Output the data below in full, byte for byte. Nothing may differ.

┄┄┄┄┄┄┄┄┄┄┄┄┄┄┄┄┄┄┄┄

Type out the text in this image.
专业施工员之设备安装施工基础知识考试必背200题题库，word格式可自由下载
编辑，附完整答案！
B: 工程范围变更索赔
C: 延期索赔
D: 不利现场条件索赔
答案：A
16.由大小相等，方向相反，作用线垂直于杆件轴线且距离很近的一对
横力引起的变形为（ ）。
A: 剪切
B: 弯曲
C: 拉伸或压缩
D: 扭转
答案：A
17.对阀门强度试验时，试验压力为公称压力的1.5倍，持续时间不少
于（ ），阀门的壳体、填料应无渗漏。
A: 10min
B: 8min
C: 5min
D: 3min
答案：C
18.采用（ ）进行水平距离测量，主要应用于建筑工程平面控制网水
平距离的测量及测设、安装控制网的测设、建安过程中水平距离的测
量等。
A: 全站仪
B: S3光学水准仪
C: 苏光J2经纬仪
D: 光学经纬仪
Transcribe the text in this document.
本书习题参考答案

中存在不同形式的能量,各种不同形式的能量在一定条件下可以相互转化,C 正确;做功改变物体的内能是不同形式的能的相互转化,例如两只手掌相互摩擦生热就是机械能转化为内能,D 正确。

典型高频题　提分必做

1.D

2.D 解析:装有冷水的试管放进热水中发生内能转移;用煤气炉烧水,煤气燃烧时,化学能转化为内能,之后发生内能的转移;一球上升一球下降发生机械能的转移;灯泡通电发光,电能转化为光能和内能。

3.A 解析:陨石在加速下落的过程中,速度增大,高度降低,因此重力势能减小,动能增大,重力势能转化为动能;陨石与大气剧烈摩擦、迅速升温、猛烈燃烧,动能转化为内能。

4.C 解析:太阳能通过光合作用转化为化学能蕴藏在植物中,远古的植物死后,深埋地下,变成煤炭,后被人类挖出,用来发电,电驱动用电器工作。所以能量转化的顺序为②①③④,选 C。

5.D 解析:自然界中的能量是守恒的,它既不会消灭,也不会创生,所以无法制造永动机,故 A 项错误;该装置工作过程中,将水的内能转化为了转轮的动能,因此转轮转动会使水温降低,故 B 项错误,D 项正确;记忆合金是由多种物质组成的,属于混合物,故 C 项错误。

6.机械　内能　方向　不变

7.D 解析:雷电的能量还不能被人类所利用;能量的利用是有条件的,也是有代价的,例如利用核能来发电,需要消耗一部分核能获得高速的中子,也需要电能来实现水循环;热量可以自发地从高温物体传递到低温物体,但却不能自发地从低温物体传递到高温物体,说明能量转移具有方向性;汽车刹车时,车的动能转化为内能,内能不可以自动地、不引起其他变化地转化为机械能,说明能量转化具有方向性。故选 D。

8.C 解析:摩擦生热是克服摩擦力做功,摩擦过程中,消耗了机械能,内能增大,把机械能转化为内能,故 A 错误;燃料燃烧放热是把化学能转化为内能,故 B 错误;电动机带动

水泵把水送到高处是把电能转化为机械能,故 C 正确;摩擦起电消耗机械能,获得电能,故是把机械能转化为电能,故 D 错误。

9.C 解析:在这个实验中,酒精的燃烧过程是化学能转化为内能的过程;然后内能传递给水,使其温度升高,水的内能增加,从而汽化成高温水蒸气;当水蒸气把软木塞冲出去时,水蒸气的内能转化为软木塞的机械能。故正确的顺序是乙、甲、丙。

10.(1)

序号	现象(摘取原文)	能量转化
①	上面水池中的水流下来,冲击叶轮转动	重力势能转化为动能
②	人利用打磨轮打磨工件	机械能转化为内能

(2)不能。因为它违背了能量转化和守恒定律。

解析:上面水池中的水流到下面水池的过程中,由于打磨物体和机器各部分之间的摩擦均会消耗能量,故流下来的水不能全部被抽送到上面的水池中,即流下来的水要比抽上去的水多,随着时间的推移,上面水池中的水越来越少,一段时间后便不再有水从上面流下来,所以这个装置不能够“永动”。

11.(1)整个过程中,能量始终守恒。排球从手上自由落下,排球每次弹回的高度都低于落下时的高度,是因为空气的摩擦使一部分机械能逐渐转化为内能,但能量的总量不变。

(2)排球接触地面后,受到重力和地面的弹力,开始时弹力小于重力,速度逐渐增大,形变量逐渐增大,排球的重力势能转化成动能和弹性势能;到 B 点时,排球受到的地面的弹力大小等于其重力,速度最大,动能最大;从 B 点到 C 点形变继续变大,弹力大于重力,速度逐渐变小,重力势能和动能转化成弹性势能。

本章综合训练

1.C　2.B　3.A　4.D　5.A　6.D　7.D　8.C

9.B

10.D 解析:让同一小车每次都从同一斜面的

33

┄┄┄┄┄┄┄┄┄┄┄┄┄┄┄┄┄┄┄┄

**The output**:
Type out the text in this image.
专业施工员之设备安装施工基础知识考试必背200题题库，word格式可自由下载
编辑，附完整答案！
B: 工程范围变更索赔
C: 延期索赔
D: 不利现场条件索赔
答案：A
16.由大小相等，方向相反，作用线垂直于杆件轴线且距离很近的一对
横力引起的变形为（ ）。
A: 剪切
B: 弯曲
C: 拉伸或压缩
D: 扭转
答案：A
17.对阀门强度试验时，试验压力为公称压力的1.5倍，持续时间不少
于（ ），阀门的壳体、填料应无渗漏。
A: 10min
B: 8min
C: 5min
D: 3min
答案：C
18.采用（ ）进行水平距离测量，主要应用于建筑工程平面控制网水
平距离的测量及测设、安装控制网的测设、建安过程中水平距离的测
量等。
A: 全站仪
B: S3光学水准仪
C: 苏光J2经纬仪
D: 光学经纬仪
Transcribe the text in this document.
本书习题参考答案

中存在不同形式的能量,各种不同形式的能量在一定条件下可以相互转化,C 正确;做功改变物体的内能是不同形式的能的相互转化,例如两只手掌相互摩擦生热就是机械能转化为内能,D 正确。

典型高频题　提分必做

1.D

2.D 解析:装有冷水的试管放进热水中发生内能转移;用煤气炉烧水,煤气燃烧时,化学能转化为内能,之后发生内能的转移;一球上升一球下降发生机械能的转移;灯泡通电发光,电能转化为光能和内能。

3.A 解析:陨石在加速下落的过程中,速度增大,高度降低,因此重力势能减小,动能增大,重力势能转化为动能;陨石与大气剧烈摩擦、迅速升温、猛烈燃烧,动能转化为内能。

4.C 解析:太阳能通过光合作用转化为化学能蕴藏在植物中,远古的植物死后,深埋地下,变成煤炭,后被人类挖出,用来发电,电驱动用电器工作。所以能量转化的顺序为②①③④,选 C。

5.D 解析:自然界中的能量是守恒的,它既不会消灭,也不会创生,所以无法制造永动机,故 A 项错误;该装置工作过程中,将水的内能转化为了转轮的动能,因此转轮转动会使水温降低,故 B 项错误,D 项正确;记忆合金是由多种物质组成的,属于混合物,故 C 项错误。

6.机械　内能　方向　不变

7.D 解析:雷电的能量还不能被人类所利用;能量的利用是有条件的,也是有代价的,例如利用核能来发电,需要消耗一部分核能获得高速的中子,也需要电能来实现水循环;热量可以自发地从高温物体传递到低温物体,但却不能自发地从低温物体传递到高温物体,说明能量转移具有方向性;汽车刹车时,车的动能转化为内能,内能不可以自动地、不引起其他变化地转化为机械能,说明能量转化具有方向性。故选 D。

8.C 解析:摩擦生热是克服摩擦力做功,摩擦过程中,消耗了机械能,内能增大,把机械能转化为内能,故 A 错误;燃料燃烧放热是把化学能转化为内能,故 B 错误;电动机带动

水泵把水送到高处是把电能转化为机械能,故 C 正确;摩擦起电消耗机械能,获得电能,故是把机械能转化为电能,故 D 错误。

9.C 解析:在这个实验中,酒精的燃烧过程是化学能转化为内能的过程;然后内能传递给水,使其温度升高,水的内能增加,从而汽化成高温水蒸气;当水蒸气把软木塞冲出去时,水蒸气的内能转化为软木塞的机械能。故正确的顺序是乙、甲、丙。

10.(1)

序号	现象(摘取原文)	能量转化
①	上面水池中的水流下来,冲击叶轮转动	重力势能转化为动能
②	人利用打磨轮打磨工件	机械能转化为内能

(2)不能。因为它违背了能量转化和守恒定律。

解析:上面水池中的水流到下面水池的过程中,由于打磨物体和机器各部分之间的摩擦均会消耗能量,故流下来的水不能全部被抽送到上面的水池中,即流下来的水要比抽上去的水多,随着时间的推移,上面水池中的水越来越少,一段时间后便不再有水从上面流下来,所以这个装置不能够“永动”。

11.(1)整个过程中,能量始终守恒。排球从手上自由落下,排球每次弹回的高度都低于落下时的高度,是因为空气的摩擦使一部分机械能逐渐转化为内能,但能量的总量不变。

(2)排球接触地面后,受到重力和地面的弹力,开始时弹力小于重力,速度逐渐增大,形变量逐渐增大,排球的重力势能转化成动能和弹性势能;到 B 点时,排球受到的地面的弹力大小等于其重力,速度最大,动能最大;从 B 点到 C 点形变继续变大,弹力大于重力,速度逐渐变小,重力势能和动能转化成弹性势能。

本章综合训练

1.C　2.B　3.A　4.D　5.A　6.D　7.D　8.C

9.B

10.D 解析:让同一小车每次都从同一斜面的

33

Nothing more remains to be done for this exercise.